▶ **AIM OF THE TASK**:
Leave out the pictures and repeat every record exactly.
┄┄┄┄┄┄┄┄┄┄
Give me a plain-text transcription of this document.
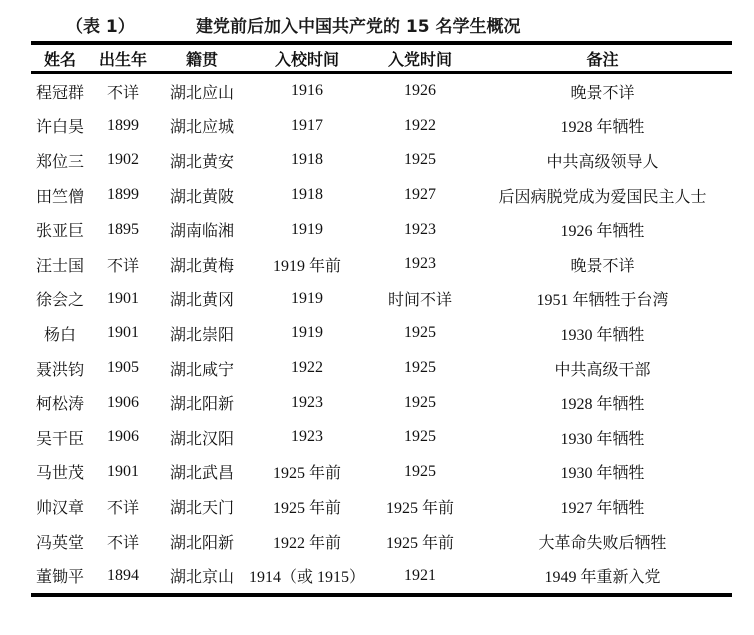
（表 1）	建党前后加入中国共产党的 15 名学生概况
姓名	出生年	籍贯	入校时间	入党时间	备注
程冠群	不详	湖北应山	1916	1926	晚景不详
许白昊	1899	湖北应城	1917	1922	1928 年牺牲
郑位三	1902	湖北黄安	1918	1925	中共高级领导人
田竺僧	1899	湖北黄陂	1918	1927	后因病脱党成为爱国民主人士
张亚巨	1895	湖南临湘	1919	1923	1926 年牺牲
汪士国	不详	湖北黄梅	1919 年前	1923	晚景不详
徐会之	1901	湖北黄冈	1919	时间不详	1951 年牺牲于台湾
杨白	1901	湖北崇阳	1919	1925	1930 年牺牲
聂洪钧	1905	湖北咸宁	1922	1925	中共高级干部
柯松涛	1906	湖北阳新	1923	1925	1928 年牺牲
吴干臣	1906	湖北汉阳	1923	1925	1930 年牺牲
马世茂	1901	湖北武昌	1925 年前	1925	1930 年牺牲
帅汉章	不详	湖北天门	1925 年前	1925 年前	1927 年牺牲
冯英堂	不详	湖北阳新	1922 年前	1925 年前	大革命失败后牺牲
董锄平	1894	湖北京山	1914（或 1915）	1921	1949 年重新入党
┄┄┄┄┄┄┄┄┄┄
▶ **EXPECTED OUTPUT**:
Give me a plain-text transcription of this document.
（表 1）	建党前后加入中国共产党的 15 名学生概况
姓名	出生年	籍贯	入校时间	入党时间	备注
程冠群	不详	湖北应山	1916	1926	晚景不详
许白昊	1899	湖北应城	1917	1922	1928 年牺牲
郑位三	1902	湖北黄安	1918	1925	中共高级领导人
田竺僧	1899	湖北黄陂	1918	1927	后因病脱党成为爱国民主人士
张亚巨	1895	湖南临湘	1919	1923	1926 年牺牲
汪士国	不详	湖北黄梅	1919 年前	1923	晚景不详
徐会之	1901	湖北黄冈	1919	时间不详	1951 年牺牲于台湾
杨白	1901	湖北崇阳	1919	1925	1930 年牺牲
聂洪钧	1905	湖北咸宁	1922	1925	中共高级干部
柯松涛	1906	湖北阳新	1923	1925	1928 年牺牲
吴干臣	1906	湖北汉阳	1923	1925	1930 年牺牲
马世茂	1901	湖北武昌	1925 年前	1925	1930 年牺牲
帅汉章	不详	湖北天门	1925 年前	1925 年前	1927 年牺牲
冯英堂	不详	湖北阳新	1922 年前	1925 年前	大革命失败后牺牲
董锄平	1894	湖北京山	1914（或 1915）	1921	1949 年重新入党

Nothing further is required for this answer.